PROBLEM REQUIREMENTS:
Collect every line that includes the string "iteration".
_ _ _ _
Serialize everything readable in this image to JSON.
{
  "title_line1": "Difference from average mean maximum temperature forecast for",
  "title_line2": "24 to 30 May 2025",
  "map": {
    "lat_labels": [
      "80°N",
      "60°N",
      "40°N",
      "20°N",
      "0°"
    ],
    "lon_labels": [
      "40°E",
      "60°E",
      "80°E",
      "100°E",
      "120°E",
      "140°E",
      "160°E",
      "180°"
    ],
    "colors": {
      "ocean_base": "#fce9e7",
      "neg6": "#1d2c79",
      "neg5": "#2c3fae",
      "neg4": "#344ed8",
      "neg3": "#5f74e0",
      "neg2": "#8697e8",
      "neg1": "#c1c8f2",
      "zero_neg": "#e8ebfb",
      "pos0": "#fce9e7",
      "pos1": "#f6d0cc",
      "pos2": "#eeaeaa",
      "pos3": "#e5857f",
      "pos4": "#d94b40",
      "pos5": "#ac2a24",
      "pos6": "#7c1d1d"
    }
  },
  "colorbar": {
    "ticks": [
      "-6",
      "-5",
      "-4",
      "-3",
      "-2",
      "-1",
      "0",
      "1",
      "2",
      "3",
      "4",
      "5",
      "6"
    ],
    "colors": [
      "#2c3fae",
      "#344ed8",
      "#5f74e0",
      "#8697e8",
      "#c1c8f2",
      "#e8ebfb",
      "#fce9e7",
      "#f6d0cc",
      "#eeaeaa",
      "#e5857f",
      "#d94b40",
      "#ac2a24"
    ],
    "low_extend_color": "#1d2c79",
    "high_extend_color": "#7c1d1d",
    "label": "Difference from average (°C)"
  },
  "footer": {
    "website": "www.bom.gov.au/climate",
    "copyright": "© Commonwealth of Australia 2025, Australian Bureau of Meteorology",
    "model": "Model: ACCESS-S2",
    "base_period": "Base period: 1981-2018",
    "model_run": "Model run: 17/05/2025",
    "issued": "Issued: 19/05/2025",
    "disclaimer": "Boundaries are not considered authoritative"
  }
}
_ _ _ _
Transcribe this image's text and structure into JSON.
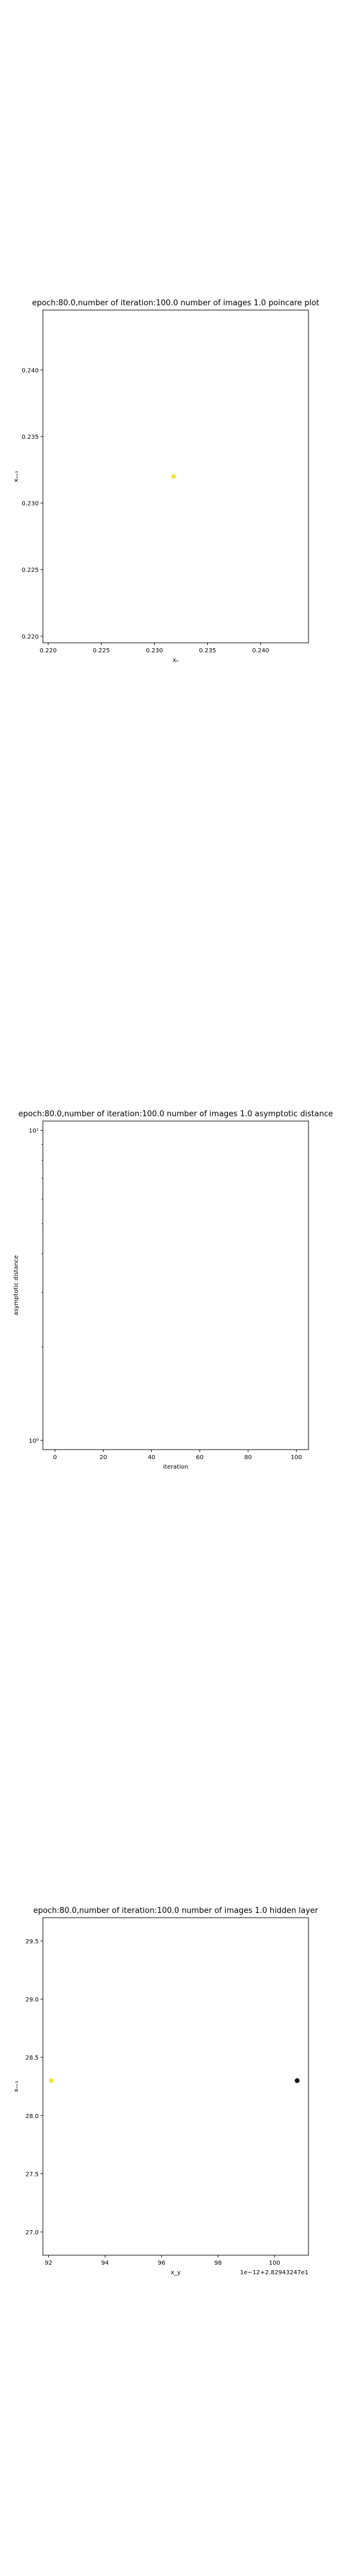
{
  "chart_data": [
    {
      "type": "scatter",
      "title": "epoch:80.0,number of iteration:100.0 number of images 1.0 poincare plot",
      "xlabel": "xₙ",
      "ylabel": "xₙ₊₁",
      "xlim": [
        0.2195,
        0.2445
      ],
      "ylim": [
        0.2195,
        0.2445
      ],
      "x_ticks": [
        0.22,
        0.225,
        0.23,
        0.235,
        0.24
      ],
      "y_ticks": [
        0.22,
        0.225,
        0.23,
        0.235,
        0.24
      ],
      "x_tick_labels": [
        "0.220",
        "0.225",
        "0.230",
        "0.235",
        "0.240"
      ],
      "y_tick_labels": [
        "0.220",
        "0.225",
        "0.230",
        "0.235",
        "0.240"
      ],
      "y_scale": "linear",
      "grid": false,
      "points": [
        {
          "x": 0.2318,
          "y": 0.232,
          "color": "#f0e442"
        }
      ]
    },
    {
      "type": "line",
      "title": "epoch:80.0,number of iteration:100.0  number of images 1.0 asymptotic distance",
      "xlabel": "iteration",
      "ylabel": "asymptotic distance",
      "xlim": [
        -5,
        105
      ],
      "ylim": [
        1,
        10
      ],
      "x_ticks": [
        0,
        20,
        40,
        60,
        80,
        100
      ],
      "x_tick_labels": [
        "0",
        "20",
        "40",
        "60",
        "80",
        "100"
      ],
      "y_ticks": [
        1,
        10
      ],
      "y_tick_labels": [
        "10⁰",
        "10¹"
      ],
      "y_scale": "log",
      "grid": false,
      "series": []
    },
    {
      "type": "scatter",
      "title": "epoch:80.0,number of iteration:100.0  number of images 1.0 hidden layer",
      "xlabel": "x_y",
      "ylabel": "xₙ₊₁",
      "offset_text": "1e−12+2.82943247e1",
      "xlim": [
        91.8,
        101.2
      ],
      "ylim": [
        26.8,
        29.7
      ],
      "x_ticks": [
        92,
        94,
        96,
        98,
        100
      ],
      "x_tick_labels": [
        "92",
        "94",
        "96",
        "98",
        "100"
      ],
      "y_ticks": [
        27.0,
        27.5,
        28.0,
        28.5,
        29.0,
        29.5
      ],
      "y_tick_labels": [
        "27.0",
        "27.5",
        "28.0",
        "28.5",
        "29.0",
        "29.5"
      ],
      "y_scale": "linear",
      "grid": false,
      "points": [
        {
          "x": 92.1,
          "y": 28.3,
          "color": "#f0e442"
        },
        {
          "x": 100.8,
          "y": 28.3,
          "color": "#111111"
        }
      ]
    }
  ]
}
_ _ _ _
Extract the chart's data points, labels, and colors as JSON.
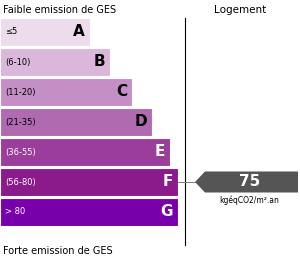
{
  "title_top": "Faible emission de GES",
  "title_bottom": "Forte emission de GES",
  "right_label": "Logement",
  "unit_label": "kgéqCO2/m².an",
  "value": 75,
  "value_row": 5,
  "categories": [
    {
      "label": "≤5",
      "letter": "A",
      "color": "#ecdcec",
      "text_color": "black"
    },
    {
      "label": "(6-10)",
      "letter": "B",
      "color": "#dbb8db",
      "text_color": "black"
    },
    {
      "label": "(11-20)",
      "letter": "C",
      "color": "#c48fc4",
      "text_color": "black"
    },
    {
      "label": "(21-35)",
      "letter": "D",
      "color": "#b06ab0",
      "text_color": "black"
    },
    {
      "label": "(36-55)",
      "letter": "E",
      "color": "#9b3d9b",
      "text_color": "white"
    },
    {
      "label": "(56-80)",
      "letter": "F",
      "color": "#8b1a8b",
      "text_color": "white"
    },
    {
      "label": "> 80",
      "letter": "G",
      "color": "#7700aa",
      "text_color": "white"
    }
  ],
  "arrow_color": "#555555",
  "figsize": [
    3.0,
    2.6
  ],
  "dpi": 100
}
_ _ _ _
FULL RESPONSE:
      "title": "epoch:80.0,number of iteration:100.0 number of images 1.0 poincare plot",
      "title": "epoch:80.0,number of iteration:100.0  number of images 1.0 asymptotic distance",
      "xlabel": "iteration",
      "title": "epoch:80.0,number of iteration:100.0  number of images 1.0 hidden layer",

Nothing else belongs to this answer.